Gather each line of the records where "that" appears.

____________________

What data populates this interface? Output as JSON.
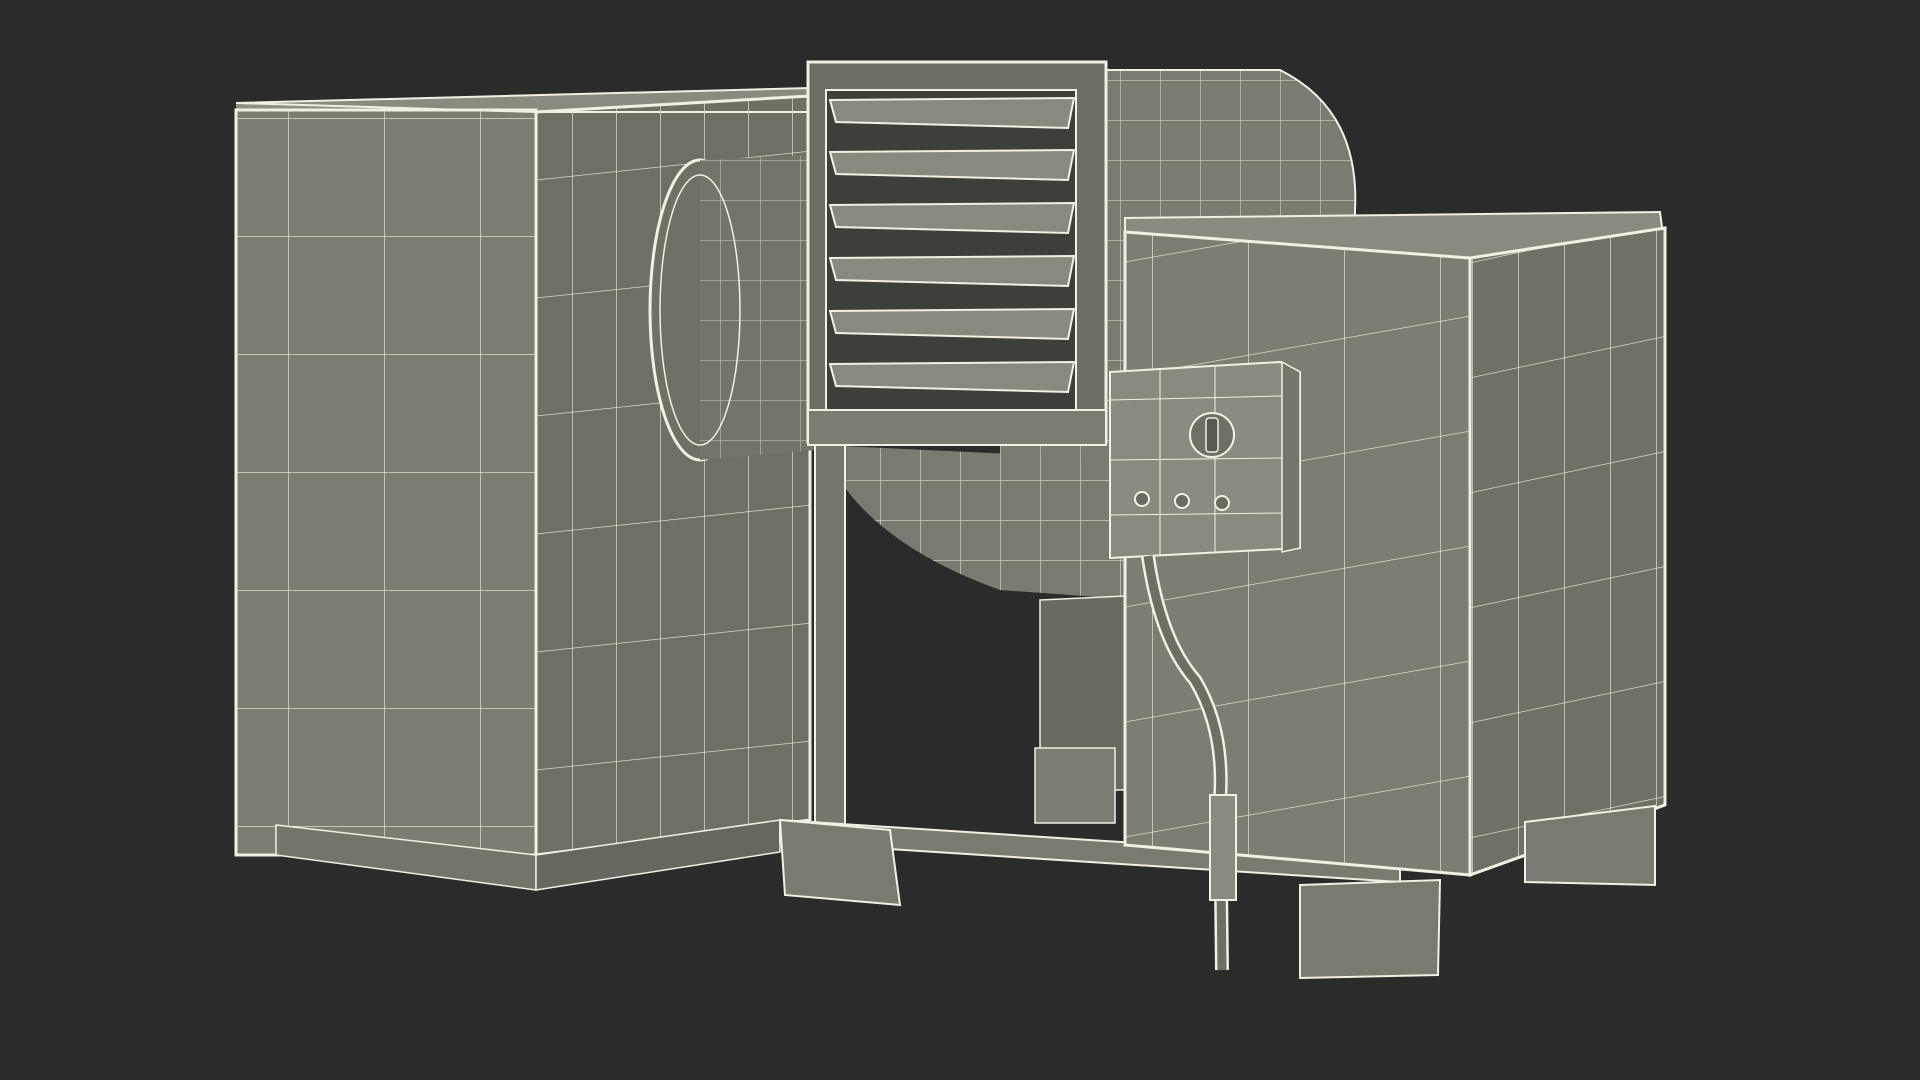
{
  "scene": {
    "background_color": "#2b2b2b",
    "surface_color": "#7e7e74",
    "wire_color": "#f2f0e4",
    "objects": [
      "left-condenser-box",
      "centrifugal-blower-housing",
      "circular-duct",
      "louvered-vent",
      "right-condenser-box",
      "control-box",
      "rotary-switch",
      "indicator-lamps",
      "flexible-conduit-cable",
      "base-frame",
      "support-feet"
    ]
  }
}
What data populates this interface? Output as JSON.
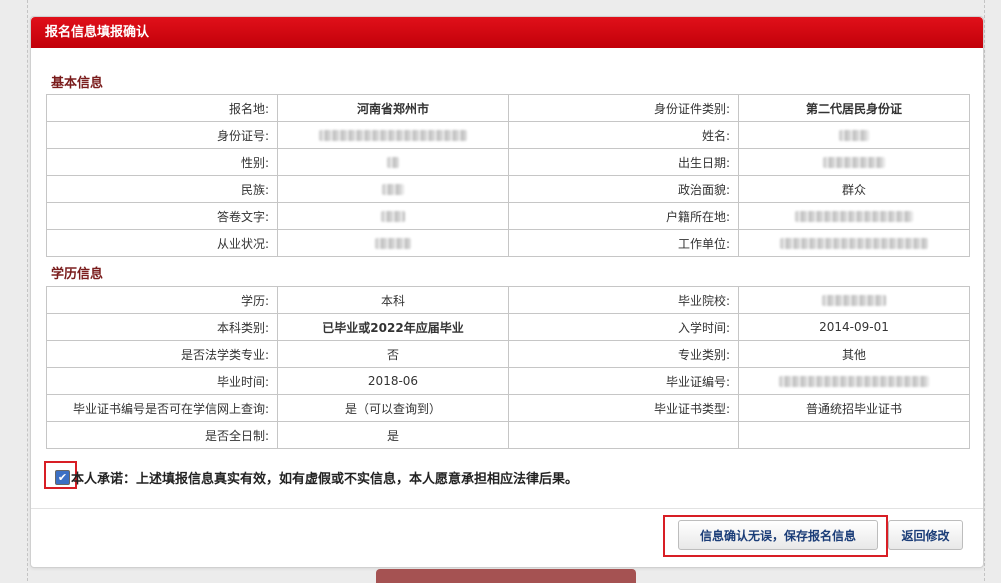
{
  "panel_title": "报名信息填报确认",
  "basic": {
    "title": "基本信息",
    "rows": [
      [
        "报名地:",
        "河南省郑州市",
        "身份证件类别:",
        "第二代居民身份证"
      ],
      [
        "身份证号:",
        "",
        "姓名:",
        ""
      ],
      [
        "性别:",
        "",
        "出生日期:",
        ""
      ],
      [
        "民族:",
        "",
        "政治面貌:",
        "群众"
      ],
      [
        "答卷文字:",
        "",
        "户籍所在地:",
        ""
      ],
      [
        "从业状况:",
        "",
        "工作单位:",
        ""
      ]
    ]
  },
  "edu": {
    "title": "学历信息",
    "rows": [
      [
        "学历:",
        "本科",
        "毕业院校:",
        ""
      ],
      [
        "本科类别:",
        "已毕业或2022年应届毕业",
        "入学时间:",
        "2014-09-01"
      ],
      [
        "是否法学类专业:",
        "否",
        "专业类别:",
        "其他"
      ],
      [
        "毕业时间:",
        "2018-06",
        "毕业证编号:",
        ""
      ],
      [
        "毕业证书编号是否可在学信网上查询:",
        "是（可以查询到）",
        "毕业证书类型:",
        "普通统招毕业证书"
      ],
      [
        "是否全日制:",
        "是",
        "",
        ""
      ]
    ]
  },
  "pledge_text": "本人承诺：上述填报信息真实有效，如有虚假或不实信息，本人愿意承担相应法律后果。",
  "buttons": {
    "save": "信息确认无误，保存报名信息",
    "back": "返回修改"
  },
  "colors": {
    "header": "#d0000f",
    "highlight": "#d81e25",
    "section_title": "#7a1c1c"
  }
}
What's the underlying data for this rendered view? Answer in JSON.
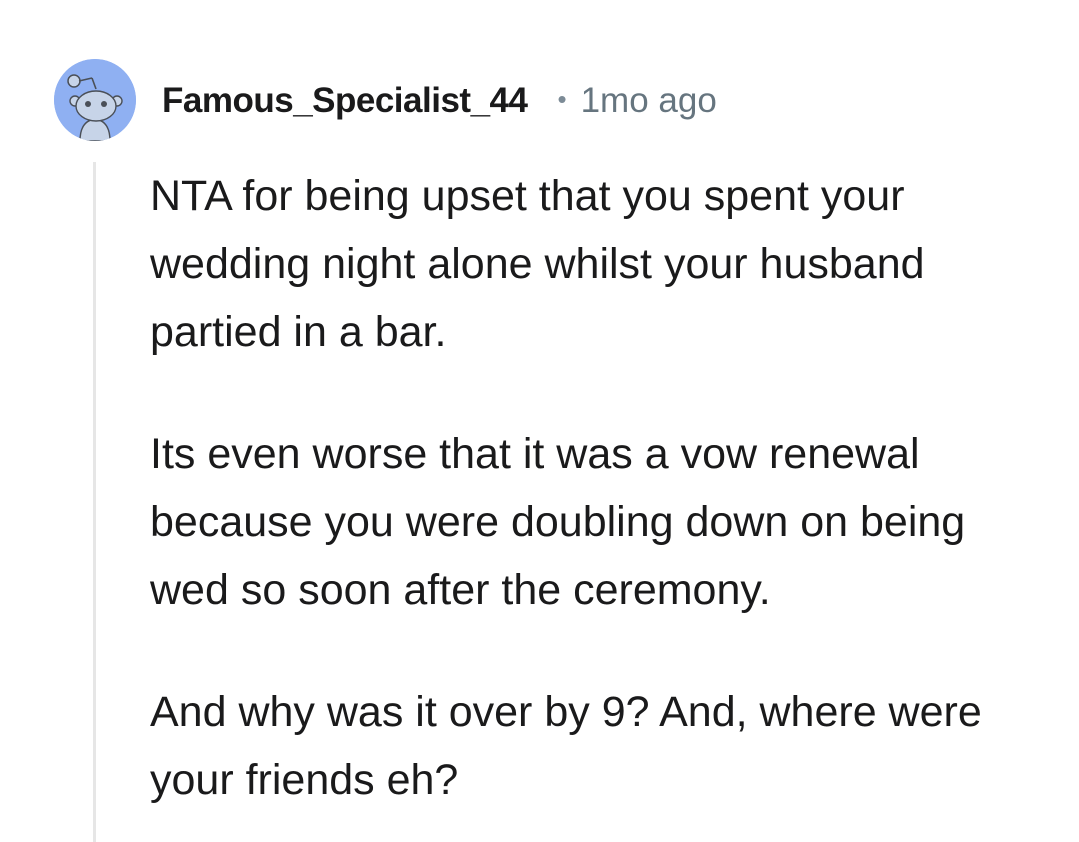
{
  "comment": {
    "username": "Famous_Specialist_44",
    "separator": "•",
    "timestamp": "1mo ago",
    "avatar_icon": "reddit-snoo-avatar-icon",
    "paragraphs": [
      "NTA for being upset that you spent your wedding night alone whilst your husband partied in a bar.",
      "Its even worse that it was a vow renewal because you were doubling down on being wed so soon after the ceremony.",
      "And why was it over by 9? And, where were your friends eh?"
    ]
  },
  "colors": {
    "avatar_bg": "#8fb0f2",
    "snoo_body": "#c7d4e8",
    "text": "#1a1a1b",
    "meta": "#66757f",
    "thread_line": "#e6e6e6"
  }
}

____________________

## WRITTEN SOLUTION
      "NTA for being upset that you spent your wedding night alone whilst your husband partied in a bar.",
      "Its even worse that it was a vow renewal because you were doubling down on being wed so soon after the ceremony.",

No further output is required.